— WHAT YOU WILL DO —
Will you quote only the lines starting at the one that contains "Extract the structured" and ending with the last line of the listing below, inclusive?

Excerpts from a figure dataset
START
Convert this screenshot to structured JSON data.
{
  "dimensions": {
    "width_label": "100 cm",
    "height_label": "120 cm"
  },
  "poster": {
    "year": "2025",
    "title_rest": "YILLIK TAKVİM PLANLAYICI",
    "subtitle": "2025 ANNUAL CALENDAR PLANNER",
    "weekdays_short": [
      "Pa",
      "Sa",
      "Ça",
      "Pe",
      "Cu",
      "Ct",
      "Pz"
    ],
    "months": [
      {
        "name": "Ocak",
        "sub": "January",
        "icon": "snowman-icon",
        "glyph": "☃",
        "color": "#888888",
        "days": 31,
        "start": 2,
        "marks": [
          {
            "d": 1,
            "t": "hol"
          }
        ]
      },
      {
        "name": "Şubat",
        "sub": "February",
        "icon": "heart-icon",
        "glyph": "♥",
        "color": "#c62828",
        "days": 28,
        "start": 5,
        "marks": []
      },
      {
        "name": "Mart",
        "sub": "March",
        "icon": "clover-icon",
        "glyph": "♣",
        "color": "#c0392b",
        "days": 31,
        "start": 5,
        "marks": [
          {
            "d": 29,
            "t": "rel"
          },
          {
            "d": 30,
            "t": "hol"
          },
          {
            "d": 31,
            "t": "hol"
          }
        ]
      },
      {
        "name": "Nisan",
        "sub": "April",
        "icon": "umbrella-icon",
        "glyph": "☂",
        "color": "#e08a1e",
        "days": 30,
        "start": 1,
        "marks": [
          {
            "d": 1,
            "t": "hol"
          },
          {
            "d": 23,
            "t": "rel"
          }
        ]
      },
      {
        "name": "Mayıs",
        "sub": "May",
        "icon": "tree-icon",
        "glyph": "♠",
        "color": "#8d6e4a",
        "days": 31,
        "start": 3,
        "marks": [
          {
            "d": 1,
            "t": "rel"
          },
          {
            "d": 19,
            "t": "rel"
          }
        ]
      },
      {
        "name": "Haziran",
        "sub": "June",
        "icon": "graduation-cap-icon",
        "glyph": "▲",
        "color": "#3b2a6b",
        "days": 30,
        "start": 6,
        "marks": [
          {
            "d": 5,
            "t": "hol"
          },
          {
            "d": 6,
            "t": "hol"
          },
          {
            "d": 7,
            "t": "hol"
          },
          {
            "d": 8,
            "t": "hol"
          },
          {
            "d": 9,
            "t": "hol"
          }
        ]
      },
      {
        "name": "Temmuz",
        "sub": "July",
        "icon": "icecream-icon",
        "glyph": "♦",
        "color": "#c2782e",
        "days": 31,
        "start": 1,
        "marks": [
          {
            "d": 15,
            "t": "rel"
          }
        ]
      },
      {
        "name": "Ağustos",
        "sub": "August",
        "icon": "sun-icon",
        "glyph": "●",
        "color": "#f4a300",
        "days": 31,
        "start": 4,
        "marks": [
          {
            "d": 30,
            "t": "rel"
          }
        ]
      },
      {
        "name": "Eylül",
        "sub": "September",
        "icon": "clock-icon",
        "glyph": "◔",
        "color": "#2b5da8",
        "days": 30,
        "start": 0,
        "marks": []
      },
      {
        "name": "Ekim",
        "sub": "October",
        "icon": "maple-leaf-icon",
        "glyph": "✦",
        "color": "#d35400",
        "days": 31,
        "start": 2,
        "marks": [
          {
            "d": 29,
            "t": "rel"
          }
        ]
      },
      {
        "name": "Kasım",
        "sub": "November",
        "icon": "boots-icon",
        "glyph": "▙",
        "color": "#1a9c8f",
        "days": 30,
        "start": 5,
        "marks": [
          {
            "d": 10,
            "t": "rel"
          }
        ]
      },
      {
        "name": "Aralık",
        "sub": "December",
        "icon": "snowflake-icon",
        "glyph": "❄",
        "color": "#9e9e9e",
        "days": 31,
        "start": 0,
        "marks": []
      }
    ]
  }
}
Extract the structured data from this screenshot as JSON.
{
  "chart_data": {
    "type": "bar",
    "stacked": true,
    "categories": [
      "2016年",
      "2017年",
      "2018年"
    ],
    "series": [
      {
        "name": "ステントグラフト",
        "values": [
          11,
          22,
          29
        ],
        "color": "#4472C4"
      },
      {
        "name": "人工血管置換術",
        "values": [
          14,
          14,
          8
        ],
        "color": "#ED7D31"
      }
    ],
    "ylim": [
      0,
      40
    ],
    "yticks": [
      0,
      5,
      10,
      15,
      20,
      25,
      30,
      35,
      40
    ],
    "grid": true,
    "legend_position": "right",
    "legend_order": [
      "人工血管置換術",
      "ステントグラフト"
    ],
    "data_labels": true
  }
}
END
— RIGHT ANSWER —
Extract the structured data from this screenshot as JSON.
{
  "chart_data": {
    "type": "bar",
    "stacked": true,
    "categories": [
      "2016年",
      "2017年",
      "2018年"
    ],
    "series": [
      {
        "name": "ステントグラフト",
        "values": [
          11,
          22,
          29
        ],
        "color": "#4472C4"
      },
      {
        "name": "人工血管置換術",
        "values": [
          14,
          14,
          8
        ],
        "color": "#ED7D31"
      }
    ],
    "ylim": [
      0,
      40
    ],
    "yticks": [
      0,
      5,
      10,
      15,
      20,
      25,
      30,
      35,
      40
    ],
    "grid": true,
    "legend_position": "right",
    "legend_order": [
      "人工血管置換術",
      "ステントグラフト"
    ],
    "data_labels": true
  }
}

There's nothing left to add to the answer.